Your instructions: Work out how many lines in the entries below include the word "Avant". Give nothing but the number.

Input:

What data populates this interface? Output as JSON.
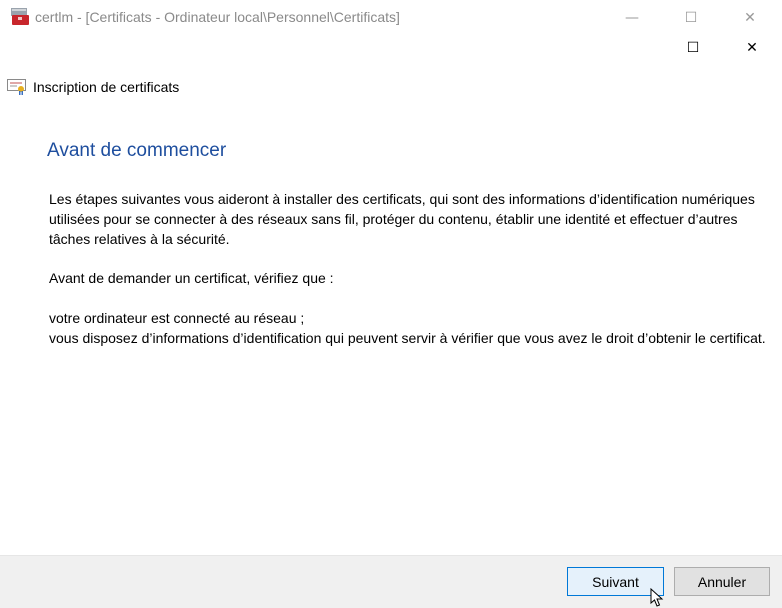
{
  "window": {
    "title": "certlm - [Certificats - Ordinateur local\\Personnel\\Certificats]"
  },
  "dialog": {
    "title": "Inscription de certificats"
  },
  "content": {
    "heading": "Avant de commencer",
    "para1": "Les étapes suivantes vous aideront à installer des certificats, qui sont des informations d’identification numériques utilisées pour se connecter à des réseaux sans fil, protéger du contenu, établir une identité et effectuer d’autres tâches relatives à la sécurité.",
    "para2": "Avant de demander un certificat, vérifiez que :",
    "item1": "votre ordinateur est connecté au réseau ;",
    "item2": "vous disposez d’informations d’identification qui peuvent servir à vérifier que vous avez le droit d’obtenir le certificat."
  },
  "buttons": {
    "next": "Suivant",
    "cancel": "Annuler"
  },
  "controls": {
    "minimize": "—",
    "maximize": "☐",
    "close": "✕"
  }
}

Task answer: 2